=== WHAT THE TASK ASKS ===
Work out the number of lines in the records that include the word "text"; reply with that number alone.

=== LISTED RECORDS ===
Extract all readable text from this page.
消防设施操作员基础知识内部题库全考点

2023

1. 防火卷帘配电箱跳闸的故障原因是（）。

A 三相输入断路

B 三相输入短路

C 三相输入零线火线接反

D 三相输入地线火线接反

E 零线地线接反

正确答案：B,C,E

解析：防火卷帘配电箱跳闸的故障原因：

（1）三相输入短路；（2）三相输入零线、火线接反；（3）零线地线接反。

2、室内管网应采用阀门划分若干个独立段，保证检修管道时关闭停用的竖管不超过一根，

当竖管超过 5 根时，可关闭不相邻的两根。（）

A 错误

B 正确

---

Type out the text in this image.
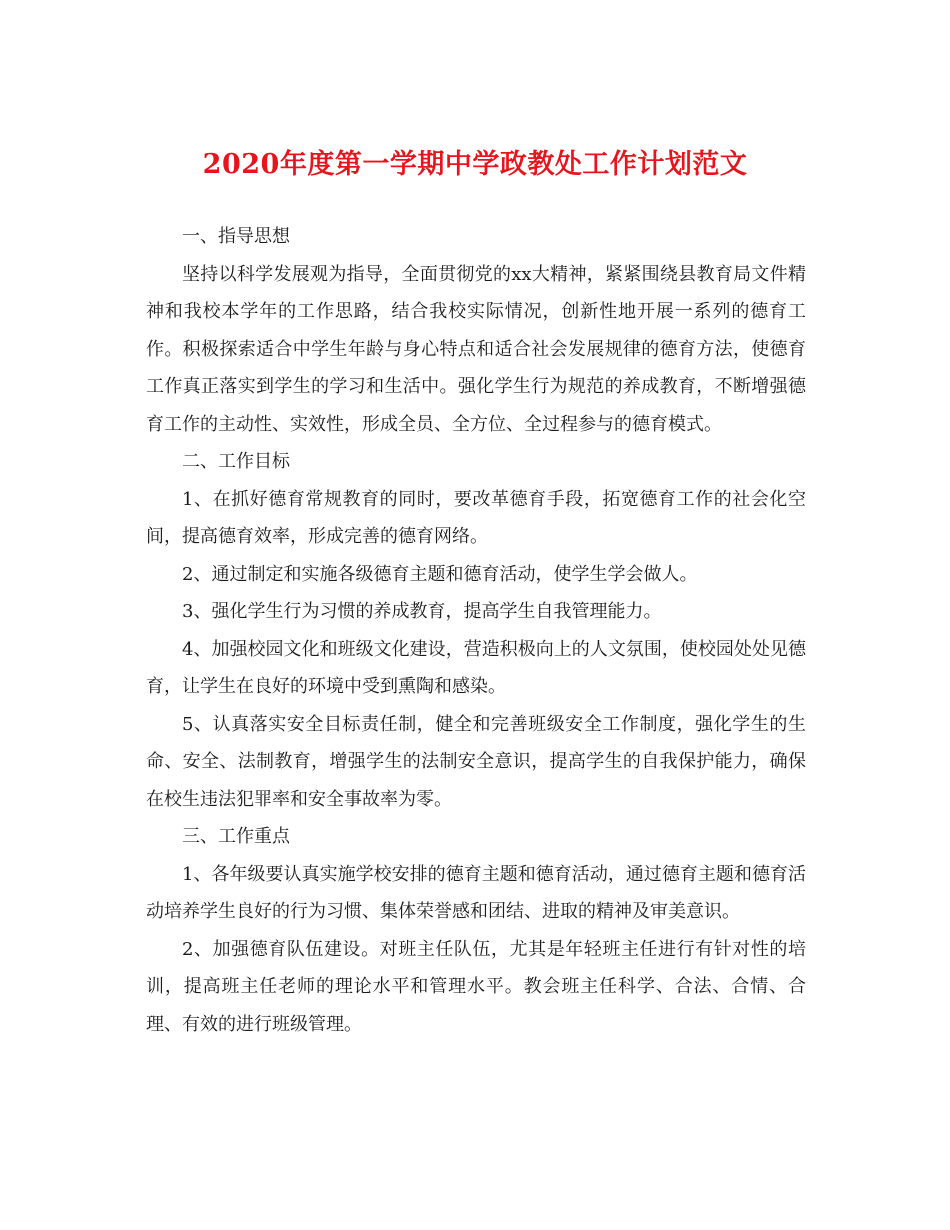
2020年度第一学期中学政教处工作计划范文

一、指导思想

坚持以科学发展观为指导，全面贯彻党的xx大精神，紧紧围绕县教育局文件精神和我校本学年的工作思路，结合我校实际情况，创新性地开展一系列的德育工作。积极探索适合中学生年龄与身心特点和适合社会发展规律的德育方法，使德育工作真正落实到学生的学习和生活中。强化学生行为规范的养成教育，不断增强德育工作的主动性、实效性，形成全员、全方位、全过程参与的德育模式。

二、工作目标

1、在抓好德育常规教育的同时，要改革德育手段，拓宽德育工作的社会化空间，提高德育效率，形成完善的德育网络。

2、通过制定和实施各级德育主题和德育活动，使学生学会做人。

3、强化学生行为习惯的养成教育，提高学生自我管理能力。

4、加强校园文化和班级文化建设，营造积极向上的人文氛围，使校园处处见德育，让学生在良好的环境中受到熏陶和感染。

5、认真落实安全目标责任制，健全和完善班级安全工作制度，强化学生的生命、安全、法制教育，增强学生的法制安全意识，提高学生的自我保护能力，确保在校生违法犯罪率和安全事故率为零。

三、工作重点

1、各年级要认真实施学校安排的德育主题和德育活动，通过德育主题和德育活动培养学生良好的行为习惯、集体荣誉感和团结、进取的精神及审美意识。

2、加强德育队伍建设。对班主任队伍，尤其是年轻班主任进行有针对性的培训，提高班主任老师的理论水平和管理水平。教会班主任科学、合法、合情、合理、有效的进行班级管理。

=== ANSWER FOR THE TASK ===
2